Dataset records:

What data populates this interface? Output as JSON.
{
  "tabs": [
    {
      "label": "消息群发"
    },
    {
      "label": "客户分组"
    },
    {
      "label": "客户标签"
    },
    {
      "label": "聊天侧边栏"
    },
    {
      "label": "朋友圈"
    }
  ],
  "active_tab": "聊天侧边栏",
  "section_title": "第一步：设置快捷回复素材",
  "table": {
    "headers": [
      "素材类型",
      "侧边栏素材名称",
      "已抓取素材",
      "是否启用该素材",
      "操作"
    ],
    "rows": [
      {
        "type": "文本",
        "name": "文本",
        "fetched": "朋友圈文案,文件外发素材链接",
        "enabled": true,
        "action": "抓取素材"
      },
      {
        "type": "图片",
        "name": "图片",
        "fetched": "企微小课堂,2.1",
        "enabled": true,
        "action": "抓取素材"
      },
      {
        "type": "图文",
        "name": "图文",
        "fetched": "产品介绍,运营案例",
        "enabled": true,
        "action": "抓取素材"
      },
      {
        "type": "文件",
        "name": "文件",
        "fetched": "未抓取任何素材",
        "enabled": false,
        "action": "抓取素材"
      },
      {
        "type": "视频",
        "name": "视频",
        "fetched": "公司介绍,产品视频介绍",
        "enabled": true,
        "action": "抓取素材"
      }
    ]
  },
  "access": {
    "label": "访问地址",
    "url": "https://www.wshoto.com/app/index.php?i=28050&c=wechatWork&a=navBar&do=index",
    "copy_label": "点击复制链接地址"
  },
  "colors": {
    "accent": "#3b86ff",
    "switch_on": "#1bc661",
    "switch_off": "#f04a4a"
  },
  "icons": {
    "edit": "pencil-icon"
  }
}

Challenge:
Pick out the lines that include the word "fetched" and write them out.

Written answer:
        "fetched": "朋友圈文案,文件外发素材链接",
        "fetched": "企微小课堂,2.1",
        "fetched": "产品介绍,运营案例",
        "fetched": "未抓取任何素材",
        "fetched": "公司介绍,产品视频介绍",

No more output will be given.